(TASK INPUT):
━━━━━━━━━━━━━━━━━━━━━━━━━━━━━━
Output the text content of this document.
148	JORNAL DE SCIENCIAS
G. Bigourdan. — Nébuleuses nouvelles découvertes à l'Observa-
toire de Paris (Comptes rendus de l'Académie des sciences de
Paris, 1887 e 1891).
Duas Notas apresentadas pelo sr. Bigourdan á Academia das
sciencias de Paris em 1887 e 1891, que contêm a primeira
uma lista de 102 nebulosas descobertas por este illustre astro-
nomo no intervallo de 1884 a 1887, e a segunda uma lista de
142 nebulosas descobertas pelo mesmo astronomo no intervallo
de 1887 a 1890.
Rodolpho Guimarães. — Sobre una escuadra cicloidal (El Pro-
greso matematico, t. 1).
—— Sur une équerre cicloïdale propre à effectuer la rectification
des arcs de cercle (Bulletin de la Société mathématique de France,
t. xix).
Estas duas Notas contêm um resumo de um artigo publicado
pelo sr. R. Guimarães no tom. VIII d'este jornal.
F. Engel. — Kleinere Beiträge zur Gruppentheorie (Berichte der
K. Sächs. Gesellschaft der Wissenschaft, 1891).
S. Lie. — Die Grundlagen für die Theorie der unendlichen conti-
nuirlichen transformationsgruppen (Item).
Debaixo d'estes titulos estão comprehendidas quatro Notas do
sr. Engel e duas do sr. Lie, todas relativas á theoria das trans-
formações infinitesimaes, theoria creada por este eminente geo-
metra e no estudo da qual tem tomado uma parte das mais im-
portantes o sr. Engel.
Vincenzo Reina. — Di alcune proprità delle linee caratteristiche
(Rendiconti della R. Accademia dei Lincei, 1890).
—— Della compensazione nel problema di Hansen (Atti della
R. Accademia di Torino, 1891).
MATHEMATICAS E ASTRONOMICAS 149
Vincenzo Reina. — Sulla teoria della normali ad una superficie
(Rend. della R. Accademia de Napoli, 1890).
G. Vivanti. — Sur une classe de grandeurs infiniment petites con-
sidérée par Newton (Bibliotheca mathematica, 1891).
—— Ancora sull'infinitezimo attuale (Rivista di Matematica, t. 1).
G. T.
━━━━━━━━━━━━━━━━━━━━━━━━━━━━━━
(WHAT TO PRODUCE):
Return the listing above in full, character for character.

(SOLVED EXERCISE):
Output the text content of this document.
148	JORNAL DE SCIENCIAS
G. Bigourdan. — Nébuleuses nouvelles découvertes à l'Observa-
toire de Paris (Comptes rendus de l'Académie des sciences de
Paris, 1887 e 1891).
Duas Notas apresentadas pelo sr. Bigourdan á Academia das
sciencias de Paris em 1887 e 1891, que contêm a primeira
uma lista de 102 nebulosas descobertas por este illustre astro-
nomo no intervallo de 1884 a 1887, e a segunda uma lista de
142 nebulosas descobertas pelo mesmo astronomo no intervallo
de 1887 a 1890.
Rodolpho Guimarães. — Sobre una escuadra cicloidal (El Pro-
greso matematico, t. 1).
—— Sur une équerre cicloïdale propre à effectuer la rectification
des arcs de cercle (Bulletin de la Société mathématique de France,
t. xix).
Estas duas Notas contêm um resumo de um artigo publicado
pelo sr. R. Guimarães no tom. VIII d'este jornal.
F. Engel. — Kleinere Beiträge zur Gruppentheorie (Berichte der
K. Sächs. Gesellschaft der Wissenschaft, 1891).
S. Lie. — Die Grundlagen für die Theorie der unendlichen conti-
nuirlichen transformationsgruppen (Item).
Debaixo d'estes titulos estão comprehendidas quatro Notas do
sr. Engel e duas do sr. Lie, todas relativas á theoria das trans-
formações infinitesimaes, theoria creada por este eminente geo-
metra e no estudo da qual tem tomado uma parte das mais im-
portantes o sr. Engel.
Vincenzo Reina. — Di alcune proprità delle linee caratteristiche
(Rendiconti della R. Accademia dei Lincei, 1890).
—— Della compensazione nel problema di Hansen (Atti della
R. Accademia di Torino, 1891).
MATHEMATICAS E ASTRONOMICAS 149
Vincenzo Reina. — Sulla teoria della normali ad una superficie
(Rend. della R. Accademia de Napoli, 1890).
G. Vivanti. — Sur une classe de grandeurs infiniment petites con-
sidérée par Newton (Bibliotheca mathematica, 1891).
—— Ancora sull'infinitezimo attuale (Rivista di Matematica, t. 1).
G. T.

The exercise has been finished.